Isolate every line in the data with the string "text" and copy it.

— BEGIN Items —

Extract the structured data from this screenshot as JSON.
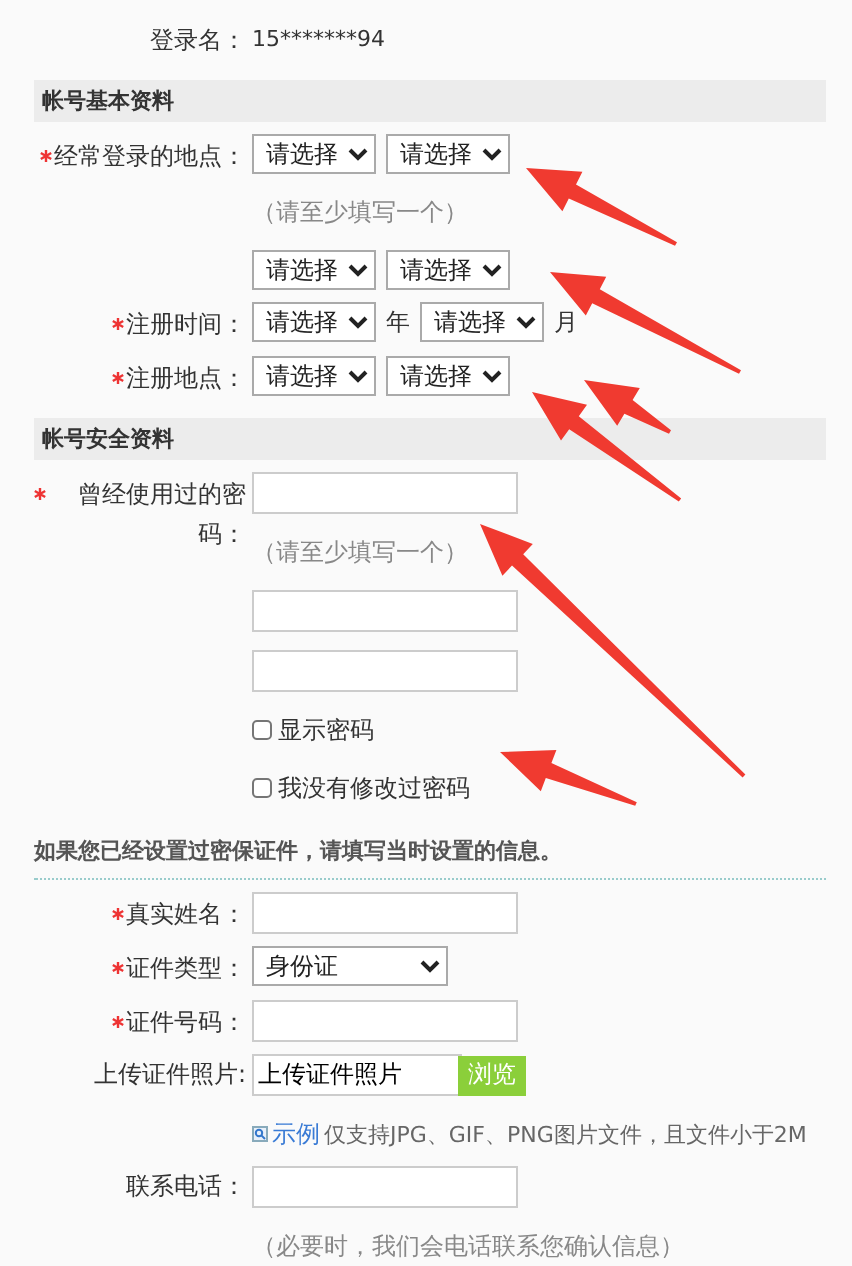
{
  "login": {
    "label": "登录名：",
    "value": "15*******94"
  },
  "sections": [
    {
      "title": "帐号基本资料",
      "rows": [
        {
          "label": "经常登录的地点：",
          "required": true,
          "lines": [
            [
              {
                "kind": "select",
                "value": "请选择"
              },
              {
                "kind": "select",
                "value": "请选择"
              }
            ],
            [
              {
                "kind": "hint",
                "text": "（请至少填写一个）"
              }
            ],
            [
              {
                "kind": "select",
                "value": "请选择"
              },
              {
                "kind": "select",
                "value": "请选择"
              }
            ]
          ]
        },
        {
          "label": "注册时间：",
          "required": true,
          "lines": [
            [
              {
                "kind": "select",
                "value": "请选择"
              },
              {
                "kind": "unit",
                "text": "年"
              },
              {
                "kind": "select",
                "value": "请选择"
              },
              {
                "kind": "unit",
                "text": "月"
              }
            ]
          ]
        },
        {
          "label": "注册地点：",
          "required": true,
          "lines": [
            [
              {
                "kind": "select",
                "value": "请选择"
              },
              {
                "kind": "select",
                "value": "请选择"
              }
            ]
          ]
        }
      ]
    },
    {
      "title": "帐号安全资料",
      "rows": [
        {
          "label": "曾经使用过的密码：",
          "required": true,
          "lines": [
            [
              {
                "kind": "input"
              }
            ],
            [
              {
                "kind": "hint",
                "text": "（请至少填写一个）"
              }
            ],
            [
              {
                "kind": "input"
              }
            ],
            [
              {
                "kind": "input"
              }
            ],
            [
              {
                "kind": "checkbox",
                "label": "显示密码",
                "checked": false
              }
            ],
            [
              {
                "kind": "checkbox",
                "label": "我没有修改过密码",
                "checked": false
              }
            ]
          ]
        }
      ]
    }
  ],
  "notice": "如果您已经设置过密保证件，请填写当时设置的信息。",
  "cert_rows": [
    {
      "label": "真实姓名：",
      "required": true,
      "lines": [
        [
          {
            "kind": "input"
          }
        ]
      ]
    },
    {
      "label": "证件类型：",
      "required": true,
      "lines": [
        [
          {
            "kind": "wideselect",
            "value": "身份证"
          }
        ]
      ]
    },
    {
      "label": "证件号码：",
      "required": true,
      "lines": [
        [
          {
            "kind": "input"
          }
        ]
      ]
    },
    {
      "label": "上传证件照片:",
      "required": false,
      "lines": [
        [
          {
            "kind": "file",
            "value": "上传证件照片"
          },
          {
            "kind": "browse",
            "text": "浏览"
          }
        ],
        [
          {
            "kind": "example",
            "link": "示例",
            "text": "仅支持JPG、GIF、PNG图片文件，且文件小于2M"
          }
        ]
      ]
    },
    {
      "label": "联系电话：",
      "required": false,
      "lines": [
        [
          {
            "kind": "input"
          }
        ],
        [
          {
            "kind": "hint",
            "text": "（必要时，我们会电话联系您确认信息）"
          }
        ]
      ]
    }
  ]
}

— END Items —

Task output =
                "text": "（请至少填写一个）"
                "text": "年"
                "text": "月"
                "text": "（请至少填写一个）"
            "text": "浏览"
            "text": "仅支持JPG、GIF、PNG图片文件，且文件小于2M"
            "text": "（必要时，我们会电话联系您确认信息）"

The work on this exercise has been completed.